* start SUPPLIED ENTRIES *

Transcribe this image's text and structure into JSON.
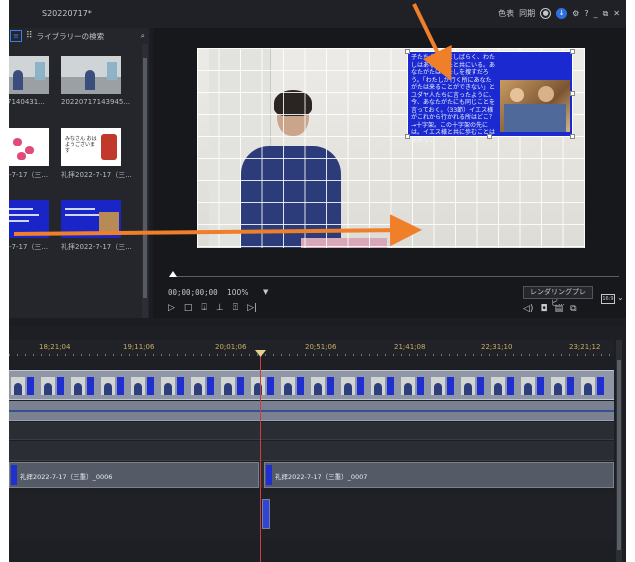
{
  "window": {
    "project_title": "S20220717*",
    "title_icons": [
      "色表",
      "同期"
    ]
  },
  "library": {
    "search_placeholder": "ライブラリーの検索",
    "clips": [
      {
        "caption": "7140431...",
        "kind": "video"
      },
      {
        "caption": "20220717143945...",
        "kind": "video"
      },
      {
        "caption": "-7-17（三...",
        "kind": "slide-hearts"
      },
      {
        "caption": "礼拝2022-7-17（三...",
        "kind": "slide-text"
      },
      {
        "caption": "-7-17（三...",
        "kind": "blue"
      },
      {
        "caption": "礼拝2022-7-17（三...",
        "kind": "blue"
      }
    ],
    "slide_text": "みなさん おはようございます"
  },
  "preview": {
    "overlay_text": "子たちよ、いましばらく、わたしはあなたがたと共にいる。あなたがたはわたしを捜すだろう。「わたしが行く所にあなたがたは来ることができない」とユダヤ人たちに言ったように、今、あなたがたにも同じことを言っておく。（33節）イエス様がこれから行かれる所はどこ？→十字架。この十字架の先には。イエス様と共に歩むことは出来ない",
    "timecode": "00;00;00;00",
    "zoom": "100%",
    "render_button": "レンダリングプレビ...",
    "aspect": "16:9"
  },
  "timeline": {
    "ticks": [
      "18;21;04",
      "19;11;06",
      "20;01;06",
      "20;51;06",
      "21;41;08",
      "22;31;10",
      "23;21;12"
    ],
    "overlay_clips": [
      {
        "label": "礼拝2022-7-17（三重）_0006"
      },
      {
        "label": "礼拝2022-7-17（三重）_0007"
      }
    ]
  },
  "colors": {
    "accent": "#2f6fe0",
    "annotation_arrow": "#f07f2a",
    "playhead": "#d23b3b",
    "overlay_blue": "#1a2ad0"
  }
}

* end SUPPLIED ENTRIES *

EXERCISE
In the records above, locate the lines holding the word "label". Copy each of them.

ANSWER TO THE TASK
        "label": "礼拝2022-7-17（三重）_0006"
        "label": "礼拝2022-7-17（三重）_0007"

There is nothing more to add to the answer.